## BEGIN Data records

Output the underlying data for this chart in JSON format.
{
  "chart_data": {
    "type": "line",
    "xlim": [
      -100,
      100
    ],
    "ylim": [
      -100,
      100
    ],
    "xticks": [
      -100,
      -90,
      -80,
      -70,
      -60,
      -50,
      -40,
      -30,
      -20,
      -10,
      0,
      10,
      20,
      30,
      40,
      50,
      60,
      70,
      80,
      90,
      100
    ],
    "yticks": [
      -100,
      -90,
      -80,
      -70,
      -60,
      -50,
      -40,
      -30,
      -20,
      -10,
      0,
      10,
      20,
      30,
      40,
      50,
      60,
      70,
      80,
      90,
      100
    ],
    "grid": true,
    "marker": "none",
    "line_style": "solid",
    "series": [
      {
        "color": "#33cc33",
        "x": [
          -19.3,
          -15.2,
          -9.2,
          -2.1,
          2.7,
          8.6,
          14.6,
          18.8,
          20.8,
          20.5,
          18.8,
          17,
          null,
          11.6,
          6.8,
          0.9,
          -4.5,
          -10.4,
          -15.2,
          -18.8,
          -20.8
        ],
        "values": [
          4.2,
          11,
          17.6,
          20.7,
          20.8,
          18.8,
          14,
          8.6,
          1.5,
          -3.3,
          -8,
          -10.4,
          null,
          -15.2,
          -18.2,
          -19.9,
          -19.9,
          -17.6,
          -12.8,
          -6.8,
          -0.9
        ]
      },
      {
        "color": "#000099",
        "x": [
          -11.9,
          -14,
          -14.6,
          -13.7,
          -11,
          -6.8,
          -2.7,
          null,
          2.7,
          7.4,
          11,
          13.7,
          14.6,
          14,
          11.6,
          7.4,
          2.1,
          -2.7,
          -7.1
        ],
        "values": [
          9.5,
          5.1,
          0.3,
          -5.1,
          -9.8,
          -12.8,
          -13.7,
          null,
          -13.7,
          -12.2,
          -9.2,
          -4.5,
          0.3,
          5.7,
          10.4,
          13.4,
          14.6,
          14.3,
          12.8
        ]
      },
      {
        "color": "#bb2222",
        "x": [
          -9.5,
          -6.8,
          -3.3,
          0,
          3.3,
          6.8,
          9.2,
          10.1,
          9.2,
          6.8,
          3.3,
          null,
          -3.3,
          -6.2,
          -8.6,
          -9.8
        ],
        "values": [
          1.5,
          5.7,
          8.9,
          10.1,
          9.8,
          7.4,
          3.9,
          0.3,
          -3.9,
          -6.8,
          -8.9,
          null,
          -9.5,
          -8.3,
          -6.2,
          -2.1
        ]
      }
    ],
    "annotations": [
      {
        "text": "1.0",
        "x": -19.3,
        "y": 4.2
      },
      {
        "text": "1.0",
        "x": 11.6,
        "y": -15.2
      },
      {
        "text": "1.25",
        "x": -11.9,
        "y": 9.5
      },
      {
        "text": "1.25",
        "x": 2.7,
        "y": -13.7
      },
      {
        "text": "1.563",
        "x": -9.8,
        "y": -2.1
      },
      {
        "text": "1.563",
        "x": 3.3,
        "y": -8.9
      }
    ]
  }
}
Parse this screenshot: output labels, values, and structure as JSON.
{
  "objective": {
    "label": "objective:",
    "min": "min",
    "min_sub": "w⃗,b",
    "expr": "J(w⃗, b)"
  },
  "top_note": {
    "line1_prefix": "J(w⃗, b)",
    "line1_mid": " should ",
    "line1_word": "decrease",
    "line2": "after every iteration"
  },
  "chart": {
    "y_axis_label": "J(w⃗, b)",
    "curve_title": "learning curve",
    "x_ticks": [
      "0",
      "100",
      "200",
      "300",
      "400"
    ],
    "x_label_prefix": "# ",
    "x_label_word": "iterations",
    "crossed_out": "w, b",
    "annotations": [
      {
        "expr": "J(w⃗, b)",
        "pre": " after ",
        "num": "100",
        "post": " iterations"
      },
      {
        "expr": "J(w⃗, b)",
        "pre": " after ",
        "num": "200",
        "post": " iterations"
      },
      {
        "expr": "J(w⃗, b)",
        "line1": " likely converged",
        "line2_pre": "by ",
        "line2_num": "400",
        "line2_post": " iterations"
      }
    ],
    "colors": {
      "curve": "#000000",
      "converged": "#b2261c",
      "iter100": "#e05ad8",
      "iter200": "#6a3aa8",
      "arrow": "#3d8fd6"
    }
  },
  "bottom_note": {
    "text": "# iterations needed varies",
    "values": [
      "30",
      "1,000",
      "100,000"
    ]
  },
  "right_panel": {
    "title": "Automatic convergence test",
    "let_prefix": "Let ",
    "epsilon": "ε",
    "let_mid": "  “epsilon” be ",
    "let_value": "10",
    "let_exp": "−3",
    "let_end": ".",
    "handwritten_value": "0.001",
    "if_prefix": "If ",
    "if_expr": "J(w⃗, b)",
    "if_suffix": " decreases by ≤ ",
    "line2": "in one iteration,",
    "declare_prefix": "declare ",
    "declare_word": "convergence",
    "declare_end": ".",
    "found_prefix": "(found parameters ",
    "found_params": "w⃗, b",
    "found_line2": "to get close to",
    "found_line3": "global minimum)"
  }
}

## END Data records

▶ **Written exercise**:
Above are some records; extract every one of them exactly.

▶ **Result of this task**:
Output the underlying data for this chart in JSON format.
{
  "chart_data": {
    "type": "line",
    "xlim": [
      -100,
      100
    ],
    "ylim": [
      -100,
      100
    ],
    "xticks": [
      -100,
      -90,
      -80,
      -70,
      -60,
      -50,
      -40,
      -30,
      -20,
      -10,
      0,
      10,
      20,
      30,
      40,
      50,
      60,
      70,
      80,
      90,
      100
    ],
    "yticks": [
      -100,
      -90,
      -80,
      -70,
      -60,
      -50,
      -40,
      -30,
      -20,
      -10,
      0,
      10,
      20,
      30,
      40,
      50,
      60,
      70,
      80,
      90,
      100
    ],
    "grid": true,
    "marker": "none",
    "line_style": "solid",
    "series": [
      {
        "color": "#33cc33",
        "x": [
          -19.3,
          -15.2,
          -9.2,
          -2.1,
          2.7,
          8.6,
          14.6,
          18.8,
          20.8,
          20.5,
          18.8,
          17,
          null,
          11.6,
          6.8,
          0.9,
          -4.5,
          -10.4,
          -15.2,
          -18.8,
          -20.8
        ],
        "values": [
          4.2,
          11,
          17.6,
          20.7,
          20.8,
          18.8,
          14,
          8.6,
          1.5,
          -3.3,
          -8,
          -10.4,
          null,
          -15.2,
          -18.2,
          -19.9,
          -19.9,
          -17.6,
          -12.8,
          -6.8,
          -0.9
        ]
      },
      {
        "color": "#000099",
        "x": [
          -11.9,
          -14,
          -14.6,
          -13.7,
          -11,
          -6.8,
          -2.7,
          null,
          2.7,
          7.4,
          11,
          13.7,
          14.6,
          14,
          11.6,
          7.4,
          2.1,
          -2.7,
          -7.1
        ],
        "values": [
          9.5,
          5.1,
          0.3,
          -5.1,
          -9.8,
          -12.8,
          -13.7,
          null,
          -13.7,
          -12.2,
          -9.2,
          -4.5,
          0.3,
          5.7,
          10.4,
          13.4,
          14.6,
          14.3,
          12.8
        ]
      },
      {
        "color": "#bb2222",
        "x": [
          -9.5,
          -6.8,
          -3.3,
          0,
          3.3,
          6.8,
          9.2,
          10.1,
          9.2,
          6.8,
          3.3,
          null,
          -3.3,
          -6.2,
          -8.6,
          -9.8
        ],
        "values": [
          1.5,
          5.7,
          8.9,
          10.1,
          9.8,
          7.4,
          3.9,
          0.3,
          -3.9,
          -6.8,
          -8.9,
          null,
          -9.5,
          -8.3,
          -6.2,
          -2.1
        ]
      }
    ],
    "annotations": [
      {
        "text": "1.0",
        "x": -19.3,
        "y": 4.2
      },
      {
        "text": "1.0",
        "x": 11.6,
        "y": -15.2
      },
      {
        "text": "1.25",
        "x": -11.9,
        "y": 9.5
      },
      {
        "text": "1.25",
        "x": 2.7,
        "y": -13.7
      },
      {
        "text": "1.563",
        "x": -9.8,
        "y": -2.1
      },
      {
        "text": "1.563",
        "x": 3.3,
        "y": -8.9
      }
    ]
  }
}
Parse this screenshot: output labels, values, and structure as JSON.
{
  "objective": {
    "label": "objective:",
    "min": "min",
    "min_sub": "w⃗,b",
    "expr": "J(w⃗, b)"
  },
  "top_note": {
    "line1_prefix": "J(w⃗, b)",
    "line1_mid": " should ",
    "line1_word": "decrease",
    "line2": "after every iteration"
  },
  "chart": {
    "y_axis_label": "J(w⃗, b)",
    "curve_title": "learning curve",
    "x_ticks": [
      "0",
      "100",
      "200",
      "300",
      "400"
    ],
    "x_label_prefix": "# ",
    "x_label_word": "iterations",
    "crossed_out": "w, b",
    "annotations": [
      {
        "expr": "J(w⃗, b)",
        "pre": " after ",
        "num": "100",
        "post": " iterations"
      },
      {
        "expr": "J(w⃗, b)",
        "pre": " after ",
        "num": "200",
        "post": " iterations"
      },
      {
        "expr": "J(w⃗, b)",
        "line1": " likely converged",
        "line2_pre": "by ",
        "line2_num": "400",
        "line2_post": " iterations"
      }
    ],
    "colors": {
      "curve": "#000000",
      "converged": "#b2261c",
      "iter100": "#e05ad8",
      "iter200": "#6a3aa8",
      "arrow": "#3d8fd6"
    }
  },
  "bottom_note": {
    "text": "# iterations needed varies",
    "values": [
      "30",
      "1,000",
      "100,000"
    ]
  },
  "right_panel": {
    "title": "Automatic convergence test",
    "let_prefix": "Let ",
    "epsilon": "ε",
    "let_mid": "  “epsilon” be ",
    "let_value": "10",
    "let_exp": "−3",
    "let_end": ".",
    "handwritten_value": "0.001",
    "if_prefix": "If ",
    "if_expr": "J(w⃗, b)",
    "if_suffix": " decreases by ≤ ",
    "line2": "in one iteration,",
    "declare_prefix": "declare ",
    "declare_word": "convergence",
    "declare_end": ".",
    "found_prefix": "(found parameters ",
    "found_params": "w⃗, b",
    "found_line2": "to get close to",
    "found_line3": "global minimum)"
  }
}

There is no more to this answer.